• **YOUR TASK**: Take every line where the string "закон" appears and copy it.

• **INPUT FOR THIS TASK**:
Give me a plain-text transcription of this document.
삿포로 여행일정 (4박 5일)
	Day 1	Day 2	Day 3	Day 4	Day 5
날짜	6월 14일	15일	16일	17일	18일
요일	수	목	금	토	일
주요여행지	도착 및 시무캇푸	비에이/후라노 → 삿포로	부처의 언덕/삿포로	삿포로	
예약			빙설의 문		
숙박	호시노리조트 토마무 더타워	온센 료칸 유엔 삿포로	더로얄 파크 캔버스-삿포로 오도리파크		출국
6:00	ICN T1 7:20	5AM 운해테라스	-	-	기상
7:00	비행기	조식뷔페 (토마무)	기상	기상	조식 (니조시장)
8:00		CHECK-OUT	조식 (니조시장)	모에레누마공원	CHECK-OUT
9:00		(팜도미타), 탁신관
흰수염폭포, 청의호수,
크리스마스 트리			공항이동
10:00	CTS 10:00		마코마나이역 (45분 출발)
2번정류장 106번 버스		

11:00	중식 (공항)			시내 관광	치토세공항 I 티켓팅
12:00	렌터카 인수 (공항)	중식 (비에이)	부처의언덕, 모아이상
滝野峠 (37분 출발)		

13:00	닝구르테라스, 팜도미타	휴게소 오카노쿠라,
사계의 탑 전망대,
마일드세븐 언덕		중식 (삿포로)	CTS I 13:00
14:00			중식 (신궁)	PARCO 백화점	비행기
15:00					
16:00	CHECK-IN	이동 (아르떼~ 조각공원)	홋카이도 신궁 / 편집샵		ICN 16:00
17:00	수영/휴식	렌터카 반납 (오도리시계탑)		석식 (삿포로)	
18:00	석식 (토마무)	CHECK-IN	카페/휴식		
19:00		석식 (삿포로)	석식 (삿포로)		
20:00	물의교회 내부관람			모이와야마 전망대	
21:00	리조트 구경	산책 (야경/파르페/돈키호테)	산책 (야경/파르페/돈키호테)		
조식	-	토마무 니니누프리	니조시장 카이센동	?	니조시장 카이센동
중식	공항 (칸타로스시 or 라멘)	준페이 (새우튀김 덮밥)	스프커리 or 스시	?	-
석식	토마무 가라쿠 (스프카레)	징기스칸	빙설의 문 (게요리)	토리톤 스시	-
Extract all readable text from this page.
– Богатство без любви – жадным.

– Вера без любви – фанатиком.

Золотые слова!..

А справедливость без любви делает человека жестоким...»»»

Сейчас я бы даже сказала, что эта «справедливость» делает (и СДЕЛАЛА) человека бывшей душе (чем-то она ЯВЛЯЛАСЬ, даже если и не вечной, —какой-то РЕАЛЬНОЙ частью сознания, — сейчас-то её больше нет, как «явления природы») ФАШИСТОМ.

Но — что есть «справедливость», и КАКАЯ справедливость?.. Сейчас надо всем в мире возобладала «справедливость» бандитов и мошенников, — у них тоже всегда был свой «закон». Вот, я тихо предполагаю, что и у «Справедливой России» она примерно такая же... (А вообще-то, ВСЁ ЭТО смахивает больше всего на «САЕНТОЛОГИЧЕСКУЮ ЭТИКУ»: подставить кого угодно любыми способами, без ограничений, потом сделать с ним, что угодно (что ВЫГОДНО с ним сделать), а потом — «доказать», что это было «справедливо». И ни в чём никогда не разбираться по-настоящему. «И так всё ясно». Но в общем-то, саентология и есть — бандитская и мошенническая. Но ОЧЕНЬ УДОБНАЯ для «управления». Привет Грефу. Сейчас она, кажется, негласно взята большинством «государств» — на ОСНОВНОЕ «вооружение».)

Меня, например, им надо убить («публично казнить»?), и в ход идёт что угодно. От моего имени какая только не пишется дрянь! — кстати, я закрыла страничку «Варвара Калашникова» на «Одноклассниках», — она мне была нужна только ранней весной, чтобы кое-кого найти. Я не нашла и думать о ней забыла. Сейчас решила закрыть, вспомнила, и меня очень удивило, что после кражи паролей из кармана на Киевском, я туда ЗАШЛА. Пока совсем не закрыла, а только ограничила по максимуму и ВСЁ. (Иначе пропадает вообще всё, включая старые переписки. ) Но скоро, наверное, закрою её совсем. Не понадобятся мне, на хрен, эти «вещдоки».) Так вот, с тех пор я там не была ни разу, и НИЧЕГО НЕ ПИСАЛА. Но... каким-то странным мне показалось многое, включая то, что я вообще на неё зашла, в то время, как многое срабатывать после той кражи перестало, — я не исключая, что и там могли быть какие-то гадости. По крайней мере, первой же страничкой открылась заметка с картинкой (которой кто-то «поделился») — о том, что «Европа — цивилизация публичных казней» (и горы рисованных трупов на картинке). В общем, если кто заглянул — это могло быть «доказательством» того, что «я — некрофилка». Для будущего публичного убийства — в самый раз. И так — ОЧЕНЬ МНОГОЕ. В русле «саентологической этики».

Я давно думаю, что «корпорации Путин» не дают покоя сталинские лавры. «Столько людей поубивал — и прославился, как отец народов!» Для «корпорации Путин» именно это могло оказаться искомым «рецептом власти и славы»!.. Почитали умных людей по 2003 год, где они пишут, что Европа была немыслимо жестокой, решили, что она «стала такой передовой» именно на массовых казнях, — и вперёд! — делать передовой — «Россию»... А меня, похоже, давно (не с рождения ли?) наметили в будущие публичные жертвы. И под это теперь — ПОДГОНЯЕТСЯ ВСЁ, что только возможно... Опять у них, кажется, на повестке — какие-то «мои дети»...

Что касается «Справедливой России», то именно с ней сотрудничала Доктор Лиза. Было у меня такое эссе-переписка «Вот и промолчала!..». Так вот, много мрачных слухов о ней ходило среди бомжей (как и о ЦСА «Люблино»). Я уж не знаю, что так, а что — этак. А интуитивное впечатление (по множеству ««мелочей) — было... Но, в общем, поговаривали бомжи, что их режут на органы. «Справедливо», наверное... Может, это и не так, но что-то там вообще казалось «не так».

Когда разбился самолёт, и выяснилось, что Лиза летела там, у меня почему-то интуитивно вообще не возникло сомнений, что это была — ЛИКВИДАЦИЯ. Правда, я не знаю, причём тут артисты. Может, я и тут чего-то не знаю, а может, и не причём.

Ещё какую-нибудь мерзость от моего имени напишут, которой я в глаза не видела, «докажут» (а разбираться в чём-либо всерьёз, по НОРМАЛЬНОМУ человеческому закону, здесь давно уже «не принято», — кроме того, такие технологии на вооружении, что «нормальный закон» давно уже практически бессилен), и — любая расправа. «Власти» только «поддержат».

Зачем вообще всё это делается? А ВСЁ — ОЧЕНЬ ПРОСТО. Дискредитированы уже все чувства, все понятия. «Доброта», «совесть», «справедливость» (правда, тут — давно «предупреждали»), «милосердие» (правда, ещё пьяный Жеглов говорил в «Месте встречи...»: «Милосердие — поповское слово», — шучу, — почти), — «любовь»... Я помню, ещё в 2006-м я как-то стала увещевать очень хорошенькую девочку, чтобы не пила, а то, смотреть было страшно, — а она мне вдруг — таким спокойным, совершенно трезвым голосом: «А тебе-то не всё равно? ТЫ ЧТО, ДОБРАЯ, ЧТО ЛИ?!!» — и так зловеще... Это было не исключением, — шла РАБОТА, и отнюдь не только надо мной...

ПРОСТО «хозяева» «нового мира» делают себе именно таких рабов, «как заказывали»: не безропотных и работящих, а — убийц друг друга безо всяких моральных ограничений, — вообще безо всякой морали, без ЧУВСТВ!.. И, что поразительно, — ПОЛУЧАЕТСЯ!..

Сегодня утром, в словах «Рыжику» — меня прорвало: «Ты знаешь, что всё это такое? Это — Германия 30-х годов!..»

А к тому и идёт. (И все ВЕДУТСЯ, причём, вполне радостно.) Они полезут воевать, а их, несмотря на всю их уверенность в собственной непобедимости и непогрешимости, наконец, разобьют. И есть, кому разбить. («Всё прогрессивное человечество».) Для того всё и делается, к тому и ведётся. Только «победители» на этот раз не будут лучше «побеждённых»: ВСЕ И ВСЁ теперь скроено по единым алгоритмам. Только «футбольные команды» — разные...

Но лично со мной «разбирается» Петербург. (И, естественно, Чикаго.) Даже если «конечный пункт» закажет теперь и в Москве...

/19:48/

• **TASK RESPONSE**:
Но — что есть «справедливость», и КАКАЯ справедливость?.. Сейчас надо всем в мире возобладала «справедливость» бандитов и мошенников, — у них тоже всегда был свой «закон». Вот, я тихо предполагаю, что и у «Справедливой России» она примерно такая же... (А вообще-то, ВСЁ ЭТО смахивает больше всего на «САЕНТОЛОГИЧЕСКУЮ ЭТИКУ»: подставить кого угодно любыми способами, без ограничений, потом сделать с ним, что угодно (что ВЫГОДНО с ним сделать), а потом — «доказать», что это было «справедливо». И ни в чём никогда не разбираться по-настоящему. «И так всё ясно». Но в общем-то, саентология и есть — бандитская и мошенническая. Но ОЧЕНЬ УДОБНАЯ для «управления». Привет Грефу. Сейчас она, кажется, негласно взята большинством «государств» — на ОСНОВНОЕ «вооружение».)
Ещё какую-нибудь мерзость от моего имени напишут, которой я в глаза не видела, «докажут» (а разбираться в чём-либо всерьёз, по НОРМАЛЬНОМУ человеческому закону, здесь давно уже «не принято», — кроме того, такие технологии на вооружении, что «нормальный закон» давно уже практически бессилен), и — любая расправа. «Власти» только «поддержат».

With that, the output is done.